Check each line of the material below for "name", then copy the ones that contain it.
>>>>
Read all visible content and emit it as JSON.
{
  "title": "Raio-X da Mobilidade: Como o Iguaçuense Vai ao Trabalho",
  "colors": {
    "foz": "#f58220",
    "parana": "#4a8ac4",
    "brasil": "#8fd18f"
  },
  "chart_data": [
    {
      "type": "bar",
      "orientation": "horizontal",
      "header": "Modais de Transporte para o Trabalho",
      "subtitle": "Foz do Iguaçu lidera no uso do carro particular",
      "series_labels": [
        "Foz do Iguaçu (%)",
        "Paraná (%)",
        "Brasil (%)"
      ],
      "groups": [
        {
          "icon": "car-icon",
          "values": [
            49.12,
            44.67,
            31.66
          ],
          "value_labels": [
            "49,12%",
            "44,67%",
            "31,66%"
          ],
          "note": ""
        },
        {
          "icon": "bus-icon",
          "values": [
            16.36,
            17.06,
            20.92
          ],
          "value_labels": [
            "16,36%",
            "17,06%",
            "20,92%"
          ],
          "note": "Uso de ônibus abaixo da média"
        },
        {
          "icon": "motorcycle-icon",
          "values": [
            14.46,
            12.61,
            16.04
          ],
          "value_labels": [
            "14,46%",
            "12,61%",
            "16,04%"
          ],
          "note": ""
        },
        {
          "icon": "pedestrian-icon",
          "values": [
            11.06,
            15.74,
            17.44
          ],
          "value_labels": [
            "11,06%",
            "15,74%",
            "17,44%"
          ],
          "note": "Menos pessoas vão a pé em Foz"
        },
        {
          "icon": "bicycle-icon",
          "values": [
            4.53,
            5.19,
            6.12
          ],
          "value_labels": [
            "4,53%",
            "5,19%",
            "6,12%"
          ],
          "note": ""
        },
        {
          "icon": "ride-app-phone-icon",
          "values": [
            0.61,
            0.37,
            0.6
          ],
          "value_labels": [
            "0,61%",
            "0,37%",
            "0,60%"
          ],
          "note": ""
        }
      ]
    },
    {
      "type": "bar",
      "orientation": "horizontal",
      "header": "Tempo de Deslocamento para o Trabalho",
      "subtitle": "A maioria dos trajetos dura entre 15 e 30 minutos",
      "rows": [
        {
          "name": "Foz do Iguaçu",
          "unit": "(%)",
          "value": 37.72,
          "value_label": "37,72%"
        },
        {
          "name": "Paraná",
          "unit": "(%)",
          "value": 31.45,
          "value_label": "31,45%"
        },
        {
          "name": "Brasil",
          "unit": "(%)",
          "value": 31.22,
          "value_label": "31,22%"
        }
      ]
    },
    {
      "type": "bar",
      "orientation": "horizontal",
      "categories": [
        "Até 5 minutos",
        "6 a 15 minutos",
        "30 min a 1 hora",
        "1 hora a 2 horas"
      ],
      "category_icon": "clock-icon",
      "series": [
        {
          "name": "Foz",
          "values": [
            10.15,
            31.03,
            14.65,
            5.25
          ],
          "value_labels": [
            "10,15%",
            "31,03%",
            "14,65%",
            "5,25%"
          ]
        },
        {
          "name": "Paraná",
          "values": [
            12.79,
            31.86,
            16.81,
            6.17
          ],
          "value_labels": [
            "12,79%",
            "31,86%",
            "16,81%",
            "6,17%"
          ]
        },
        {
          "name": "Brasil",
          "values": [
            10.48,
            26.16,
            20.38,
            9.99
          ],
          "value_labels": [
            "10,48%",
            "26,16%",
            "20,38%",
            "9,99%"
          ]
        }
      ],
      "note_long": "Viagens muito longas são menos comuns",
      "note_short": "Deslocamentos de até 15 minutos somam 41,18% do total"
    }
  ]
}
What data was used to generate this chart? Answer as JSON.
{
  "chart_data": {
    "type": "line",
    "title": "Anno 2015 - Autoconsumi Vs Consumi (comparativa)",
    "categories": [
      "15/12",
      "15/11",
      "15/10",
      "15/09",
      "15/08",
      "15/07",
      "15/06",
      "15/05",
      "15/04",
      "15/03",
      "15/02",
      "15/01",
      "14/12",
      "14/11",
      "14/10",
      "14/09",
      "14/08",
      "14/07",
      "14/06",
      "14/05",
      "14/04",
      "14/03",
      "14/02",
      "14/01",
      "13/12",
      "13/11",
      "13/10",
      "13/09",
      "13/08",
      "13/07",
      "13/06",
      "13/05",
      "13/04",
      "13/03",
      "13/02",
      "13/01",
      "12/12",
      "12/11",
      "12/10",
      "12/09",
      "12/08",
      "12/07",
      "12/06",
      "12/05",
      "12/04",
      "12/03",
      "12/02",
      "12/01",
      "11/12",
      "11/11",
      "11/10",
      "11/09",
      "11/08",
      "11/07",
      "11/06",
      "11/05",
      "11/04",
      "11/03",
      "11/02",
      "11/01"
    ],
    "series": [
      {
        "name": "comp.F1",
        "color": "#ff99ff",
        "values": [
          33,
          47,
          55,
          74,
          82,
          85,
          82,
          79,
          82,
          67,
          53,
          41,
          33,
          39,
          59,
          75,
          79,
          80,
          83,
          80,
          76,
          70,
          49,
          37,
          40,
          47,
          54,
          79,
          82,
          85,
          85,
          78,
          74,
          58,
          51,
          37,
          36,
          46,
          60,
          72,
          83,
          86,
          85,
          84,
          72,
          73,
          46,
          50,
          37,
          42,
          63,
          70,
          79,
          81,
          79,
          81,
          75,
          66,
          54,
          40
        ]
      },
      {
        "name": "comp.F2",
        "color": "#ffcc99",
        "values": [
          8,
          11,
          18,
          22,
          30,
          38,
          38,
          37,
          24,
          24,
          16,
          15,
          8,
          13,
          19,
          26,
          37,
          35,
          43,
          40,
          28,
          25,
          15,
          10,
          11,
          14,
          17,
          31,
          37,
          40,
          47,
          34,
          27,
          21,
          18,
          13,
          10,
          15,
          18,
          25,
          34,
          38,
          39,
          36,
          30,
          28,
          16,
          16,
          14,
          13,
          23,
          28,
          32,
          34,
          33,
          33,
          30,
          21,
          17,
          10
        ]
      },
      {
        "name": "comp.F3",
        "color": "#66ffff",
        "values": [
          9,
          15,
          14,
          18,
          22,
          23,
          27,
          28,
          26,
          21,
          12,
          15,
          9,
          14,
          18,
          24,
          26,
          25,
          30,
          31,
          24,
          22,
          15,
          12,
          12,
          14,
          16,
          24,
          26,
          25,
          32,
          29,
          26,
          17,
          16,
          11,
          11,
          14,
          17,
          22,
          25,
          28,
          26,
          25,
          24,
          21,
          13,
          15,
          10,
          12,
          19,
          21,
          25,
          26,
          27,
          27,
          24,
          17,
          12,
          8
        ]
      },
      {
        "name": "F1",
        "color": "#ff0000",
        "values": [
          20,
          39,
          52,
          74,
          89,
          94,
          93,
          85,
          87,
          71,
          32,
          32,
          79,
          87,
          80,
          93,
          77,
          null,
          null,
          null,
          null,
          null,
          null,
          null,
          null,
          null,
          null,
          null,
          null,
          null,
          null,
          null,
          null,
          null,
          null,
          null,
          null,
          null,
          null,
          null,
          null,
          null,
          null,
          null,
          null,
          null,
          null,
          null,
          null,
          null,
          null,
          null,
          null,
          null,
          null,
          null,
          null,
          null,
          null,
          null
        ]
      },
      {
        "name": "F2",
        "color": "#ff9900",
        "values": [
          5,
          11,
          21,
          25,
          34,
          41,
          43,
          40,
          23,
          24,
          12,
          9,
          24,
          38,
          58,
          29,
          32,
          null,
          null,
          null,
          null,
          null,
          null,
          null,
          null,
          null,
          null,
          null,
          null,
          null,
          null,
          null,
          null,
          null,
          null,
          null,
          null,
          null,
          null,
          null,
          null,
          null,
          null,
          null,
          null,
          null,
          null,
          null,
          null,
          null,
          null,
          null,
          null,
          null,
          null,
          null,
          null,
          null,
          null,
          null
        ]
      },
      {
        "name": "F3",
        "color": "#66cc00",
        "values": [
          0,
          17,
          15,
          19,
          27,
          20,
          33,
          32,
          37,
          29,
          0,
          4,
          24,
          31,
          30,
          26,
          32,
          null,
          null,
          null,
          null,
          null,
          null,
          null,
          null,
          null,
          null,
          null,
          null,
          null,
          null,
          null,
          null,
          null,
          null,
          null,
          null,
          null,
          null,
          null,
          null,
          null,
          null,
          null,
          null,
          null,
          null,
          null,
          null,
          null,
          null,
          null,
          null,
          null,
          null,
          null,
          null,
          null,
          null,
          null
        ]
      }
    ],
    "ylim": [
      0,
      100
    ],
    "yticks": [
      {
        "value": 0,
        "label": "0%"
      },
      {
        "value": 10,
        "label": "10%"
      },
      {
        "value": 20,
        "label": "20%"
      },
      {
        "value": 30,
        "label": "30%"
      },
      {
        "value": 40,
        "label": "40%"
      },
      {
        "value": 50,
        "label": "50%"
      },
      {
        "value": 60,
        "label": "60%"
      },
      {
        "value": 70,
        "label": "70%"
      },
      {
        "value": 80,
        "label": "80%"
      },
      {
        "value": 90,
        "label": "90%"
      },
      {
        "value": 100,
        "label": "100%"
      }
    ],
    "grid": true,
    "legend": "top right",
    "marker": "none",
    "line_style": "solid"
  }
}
<<<<
Solution to this exercise
          "name": "Foz do Iguaçu",
          "name": "Paraná",
          "name": "Brasil",
          "name": "Foz",
          "name": "Paraná",
          "name": "Brasil",
        "name": "comp.F1",
        "name": "comp.F2",
        "name": "comp.F3",
        "name": "F1",
        "name": "F2",
        "name": "F3",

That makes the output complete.